[A run of records]
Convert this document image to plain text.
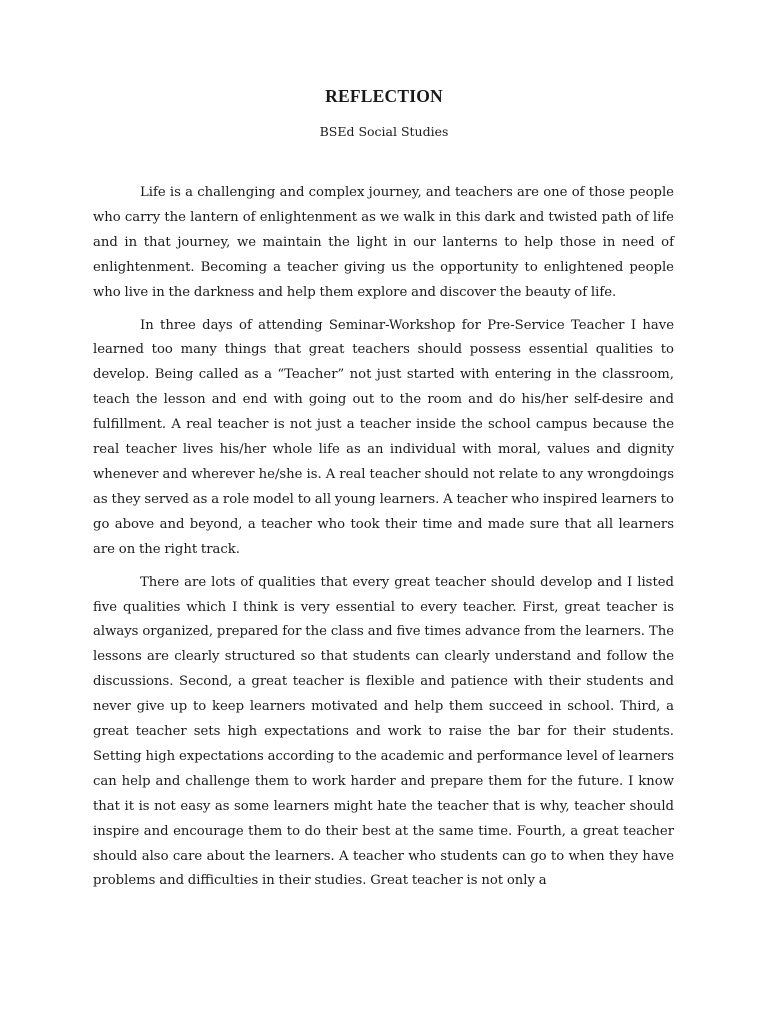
REFLECTION

BSEd Social Studies

Life is a challenging and complex journey, and teachers are one of those people who carry the lantern of enlightenment as we walk in this dark and twisted path of life and in that journey, we maintain the light in our lanterns to help those in need of enlightenment. Becoming a teacher giving us the opportunity to enlightened people who live in the darkness and help them explore and discover the beauty of life.

In three days of attending Seminar-Workshop for Pre-Service Teacher I have learned too many things that great teachers should possess essential qualities to develop. Being called as a “Teacher” not just started with entering in the classroom, teach the lesson and end with going out to the room and do his/her self-desire and fulfillment. A real teacher is not just a teacher inside the school campus because the real teacher lives his/her whole life as an individual with moral, values and dignity whenever and wherever he/she is. A real teacher should not relate to any wrongdoings as they served as a role model to all young learners. A teacher who inspired learners to go above and beyond, a teacher who took their time and made sure that all learners are on the right track.

There are lots of qualities that every great teacher should develop and I listed five qualities which I think is very essential to every teacher. First, great teacher is always organized, prepared for the class and five times advance from the learners. The lessons are clearly structured so that students can clearly understand and follow the discussions. Second, a great teacher is flexible and patience with their students and never give up to keep learners motivated and help them succeed in school. Third, a great teacher sets high expectations and work to raise the bar for their students. Setting high expectations according to the academic and performance level of learners can help and challenge them to work harder and prepare them for the future. I know that it is not easy as some learners might hate the teacher that is why, teacher should inspire and encourage them to do their best at the same time. Fourth, a great teacher should also care about the learners. A teacher who students can go to when they have problems and difficulties in their studies. Great teacher is not only a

* STATED TASK *
Among the lines above, determine how many hold the word "this"; report the figure alone.

* ANSWER IN FULL *
2